[Data entries]
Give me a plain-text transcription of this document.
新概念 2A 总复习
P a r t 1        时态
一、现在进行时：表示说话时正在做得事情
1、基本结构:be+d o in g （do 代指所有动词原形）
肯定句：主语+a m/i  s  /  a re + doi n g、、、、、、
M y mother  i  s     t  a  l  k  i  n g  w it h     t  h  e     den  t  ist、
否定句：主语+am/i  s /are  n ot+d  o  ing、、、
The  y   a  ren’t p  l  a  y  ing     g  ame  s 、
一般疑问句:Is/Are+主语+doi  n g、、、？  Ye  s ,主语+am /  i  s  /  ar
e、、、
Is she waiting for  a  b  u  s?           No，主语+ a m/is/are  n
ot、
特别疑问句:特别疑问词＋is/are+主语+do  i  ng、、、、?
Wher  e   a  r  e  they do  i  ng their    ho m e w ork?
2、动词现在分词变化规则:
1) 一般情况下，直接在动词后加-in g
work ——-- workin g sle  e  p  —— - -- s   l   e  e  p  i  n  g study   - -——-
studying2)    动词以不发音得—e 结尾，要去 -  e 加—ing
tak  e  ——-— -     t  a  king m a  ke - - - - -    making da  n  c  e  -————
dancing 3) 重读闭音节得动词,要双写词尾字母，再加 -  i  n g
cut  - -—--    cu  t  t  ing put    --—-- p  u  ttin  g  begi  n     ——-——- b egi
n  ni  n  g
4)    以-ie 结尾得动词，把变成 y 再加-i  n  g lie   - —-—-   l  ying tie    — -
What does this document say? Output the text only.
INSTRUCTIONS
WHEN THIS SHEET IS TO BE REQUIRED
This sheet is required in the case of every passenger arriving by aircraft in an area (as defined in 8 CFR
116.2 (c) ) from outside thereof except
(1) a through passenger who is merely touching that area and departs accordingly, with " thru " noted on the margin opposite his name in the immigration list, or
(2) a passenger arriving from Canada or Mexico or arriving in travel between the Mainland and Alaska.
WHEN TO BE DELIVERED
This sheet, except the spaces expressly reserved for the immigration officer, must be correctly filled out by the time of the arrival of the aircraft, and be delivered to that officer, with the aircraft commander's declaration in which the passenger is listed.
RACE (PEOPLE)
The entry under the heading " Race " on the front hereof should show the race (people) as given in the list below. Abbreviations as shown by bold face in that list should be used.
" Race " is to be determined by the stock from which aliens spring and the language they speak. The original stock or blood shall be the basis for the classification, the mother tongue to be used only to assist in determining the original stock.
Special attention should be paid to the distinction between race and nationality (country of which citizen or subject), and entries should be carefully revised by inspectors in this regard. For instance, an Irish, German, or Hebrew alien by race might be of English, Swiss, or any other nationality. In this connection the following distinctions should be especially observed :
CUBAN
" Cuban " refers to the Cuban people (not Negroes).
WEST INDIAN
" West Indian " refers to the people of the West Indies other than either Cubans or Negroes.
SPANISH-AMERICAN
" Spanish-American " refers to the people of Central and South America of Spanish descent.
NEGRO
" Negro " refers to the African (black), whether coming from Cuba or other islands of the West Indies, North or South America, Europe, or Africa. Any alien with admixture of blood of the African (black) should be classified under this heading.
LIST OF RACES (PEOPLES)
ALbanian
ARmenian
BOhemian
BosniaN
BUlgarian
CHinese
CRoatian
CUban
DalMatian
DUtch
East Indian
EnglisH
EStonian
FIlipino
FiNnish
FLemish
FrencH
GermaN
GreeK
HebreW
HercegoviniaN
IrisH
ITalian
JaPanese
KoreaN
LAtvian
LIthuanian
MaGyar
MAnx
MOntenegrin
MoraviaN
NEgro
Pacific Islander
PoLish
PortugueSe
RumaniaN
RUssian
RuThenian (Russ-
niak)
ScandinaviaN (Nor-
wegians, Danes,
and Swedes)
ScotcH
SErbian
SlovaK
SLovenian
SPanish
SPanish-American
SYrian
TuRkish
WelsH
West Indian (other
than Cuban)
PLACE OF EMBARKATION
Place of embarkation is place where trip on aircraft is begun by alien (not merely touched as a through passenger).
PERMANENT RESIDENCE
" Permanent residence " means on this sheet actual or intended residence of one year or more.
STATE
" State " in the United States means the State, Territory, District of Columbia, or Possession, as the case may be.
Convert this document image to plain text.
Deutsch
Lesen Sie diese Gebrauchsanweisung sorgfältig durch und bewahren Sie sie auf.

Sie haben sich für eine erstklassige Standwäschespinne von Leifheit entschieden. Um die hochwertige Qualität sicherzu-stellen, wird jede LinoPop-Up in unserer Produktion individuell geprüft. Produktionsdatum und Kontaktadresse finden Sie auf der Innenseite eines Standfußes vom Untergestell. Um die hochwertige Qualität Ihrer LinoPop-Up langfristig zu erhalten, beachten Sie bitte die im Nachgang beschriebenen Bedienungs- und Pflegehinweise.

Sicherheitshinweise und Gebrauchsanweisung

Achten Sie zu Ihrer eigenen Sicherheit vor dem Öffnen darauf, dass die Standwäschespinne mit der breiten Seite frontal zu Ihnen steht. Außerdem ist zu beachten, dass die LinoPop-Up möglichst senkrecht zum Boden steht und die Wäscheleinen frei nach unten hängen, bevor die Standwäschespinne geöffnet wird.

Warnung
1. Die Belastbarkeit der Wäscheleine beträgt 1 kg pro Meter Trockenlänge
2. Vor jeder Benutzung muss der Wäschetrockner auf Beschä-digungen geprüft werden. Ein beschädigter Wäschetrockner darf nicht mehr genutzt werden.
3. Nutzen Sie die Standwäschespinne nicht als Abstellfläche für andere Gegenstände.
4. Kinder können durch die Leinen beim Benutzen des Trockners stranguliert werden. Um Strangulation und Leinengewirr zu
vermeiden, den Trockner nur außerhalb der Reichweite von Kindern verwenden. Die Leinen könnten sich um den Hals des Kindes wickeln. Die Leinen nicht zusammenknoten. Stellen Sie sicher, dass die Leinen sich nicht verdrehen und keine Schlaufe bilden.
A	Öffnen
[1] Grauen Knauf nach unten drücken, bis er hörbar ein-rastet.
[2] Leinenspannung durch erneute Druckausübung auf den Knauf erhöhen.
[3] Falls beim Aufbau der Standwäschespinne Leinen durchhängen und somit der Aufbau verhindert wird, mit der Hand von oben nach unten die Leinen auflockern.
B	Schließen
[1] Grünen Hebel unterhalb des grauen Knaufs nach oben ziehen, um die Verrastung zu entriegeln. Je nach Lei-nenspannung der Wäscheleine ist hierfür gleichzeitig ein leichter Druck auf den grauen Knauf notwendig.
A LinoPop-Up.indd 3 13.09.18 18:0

Stated task: Using the entries above, return each line that includes the word "document".

Result of the task:
Give me a plain-text transcription of this document.
What does this document say? Output the text only.
Convert this document image to plain text.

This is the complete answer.